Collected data
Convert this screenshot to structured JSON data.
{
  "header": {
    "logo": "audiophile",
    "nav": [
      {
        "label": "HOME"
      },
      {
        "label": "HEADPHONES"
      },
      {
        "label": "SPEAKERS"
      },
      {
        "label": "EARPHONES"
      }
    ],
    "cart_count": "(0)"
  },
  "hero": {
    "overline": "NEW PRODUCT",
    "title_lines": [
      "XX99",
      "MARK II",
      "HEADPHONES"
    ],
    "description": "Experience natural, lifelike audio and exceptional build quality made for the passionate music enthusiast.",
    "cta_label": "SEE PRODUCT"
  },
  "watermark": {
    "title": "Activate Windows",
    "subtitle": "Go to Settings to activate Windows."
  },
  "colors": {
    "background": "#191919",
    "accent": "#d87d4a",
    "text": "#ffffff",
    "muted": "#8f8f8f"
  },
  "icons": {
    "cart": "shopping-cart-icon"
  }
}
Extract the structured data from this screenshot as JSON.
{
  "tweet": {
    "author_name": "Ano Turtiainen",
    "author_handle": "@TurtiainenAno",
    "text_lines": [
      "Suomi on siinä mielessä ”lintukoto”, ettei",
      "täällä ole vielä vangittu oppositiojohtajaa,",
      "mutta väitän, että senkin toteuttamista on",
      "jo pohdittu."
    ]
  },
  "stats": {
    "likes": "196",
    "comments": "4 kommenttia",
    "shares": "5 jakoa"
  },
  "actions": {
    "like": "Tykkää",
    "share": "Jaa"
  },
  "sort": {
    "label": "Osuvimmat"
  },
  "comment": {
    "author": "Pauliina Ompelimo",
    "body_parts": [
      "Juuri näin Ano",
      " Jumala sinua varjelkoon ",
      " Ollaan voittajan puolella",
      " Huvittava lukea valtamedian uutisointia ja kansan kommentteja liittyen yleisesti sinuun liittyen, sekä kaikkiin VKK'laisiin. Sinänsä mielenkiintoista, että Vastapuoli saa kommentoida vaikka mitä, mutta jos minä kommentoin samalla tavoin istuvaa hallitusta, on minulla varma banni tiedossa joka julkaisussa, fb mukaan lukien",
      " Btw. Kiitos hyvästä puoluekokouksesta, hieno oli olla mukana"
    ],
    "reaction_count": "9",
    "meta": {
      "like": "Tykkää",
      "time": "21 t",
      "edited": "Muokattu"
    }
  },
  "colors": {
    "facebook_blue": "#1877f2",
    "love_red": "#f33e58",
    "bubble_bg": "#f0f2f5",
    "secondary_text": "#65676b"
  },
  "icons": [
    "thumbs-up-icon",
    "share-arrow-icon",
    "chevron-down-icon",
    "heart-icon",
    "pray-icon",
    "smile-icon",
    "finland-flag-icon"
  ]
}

- **Directions**
Print all of the entries again, exactly as written.

- **The solution**
Convert this screenshot to structured JSON data.
{
  "header": {
    "logo": "audiophile",
    "nav": [
      {
        "label": "HOME"
      },
      {
        "label": "HEADPHONES"
      },
      {
        "label": "SPEAKERS"
      },
      {
        "label": "EARPHONES"
      }
    ],
    "cart_count": "(0)"
  },
  "hero": {
    "overline": "NEW PRODUCT",
    "title_lines": [
      "XX99",
      "MARK II",
      "HEADPHONES"
    ],
    "description": "Experience natural, lifelike audio and exceptional build quality made for the passionate music enthusiast.",
    "cta_label": "SEE PRODUCT"
  },
  "watermark": {
    "title": "Activate Windows",
    "subtitle": "Go to Settings to activate Windows."
  },
  "colors": {
    "background": "#191919",
    "accent": "#d87d4a",
    "text": "#ffffff",
    "muted": "#8f8f8f"
  },
  "icons": {
    "cart": "shopping-cart-icon"
  }
}
Extract the structured data from this screenshot as JSON.
{
  "tweet": {
    "author_name": "Ano Turtiainen",
    "author_handle": "@TurtiainenAno",
    "text_lines": [
      "Suomi on siinä mielessä ”lintukoto”, ettei",
      "täällä ole vielä vangittu oppositiojohtajaa,",
      "mutta väitän, että senkin toteuttamista on",
      "jo pohdittu."
    ]
  },
  "stats": {
    "likes": "196",
    "comments": "4 kommenttia",
    "shares": "5 jakoa"
  },
  "actions": {
    "like": "Tykkää",
    "share": "Jaa"
  },
  "sort": {
    "label": "Osuvimmat"
  },
  "comment": {
    "author": "Pauliina Ompelimo",
    "body_parts": [
      "Juuri näin Ano",
      " Jumala sinua varjelkoon ",
      " Ollaan voittajan puolella",
      " Huvittava lukea valtamedian uutisointia ja kansan kommentteja liittyen yleisesti sinuun liittyen, sekä kaikkiin VKK'laisiin. Sinänsä mielenkiintoista, että Vastapuoli saa kommentoida vaikka mitä, mutta jos minä kommentoin samalla tavoin istuvaa hallitusta, on minulla varma banni tiedossa joka julkaisussa, fb mukaan lukien",
      " Btw. Kiitos hyvästä puoluekokouksesta, hieno oli olla mukana"
    ],
    "reaction_count": "9",
    "meta": {
      "like": "Tykkää",
      "time": "21 t",
      "edited": "Muokattu"
    }
  },
  "colors": {
    "facebook_blue": "#1877f2",
    "love_red": "#f33e58",
    "bubble_bg": "#f0f2f5",
    "secondary_text": "#65676b"
  },
  "icons": [
    "thumbs-up-icon",
    "share-arrow-icon",
    "chevron-down-icon",
    "heart-icon",
    "pray-icon",
    "smile-icon",
    "finland-flag-icon"
  ]
}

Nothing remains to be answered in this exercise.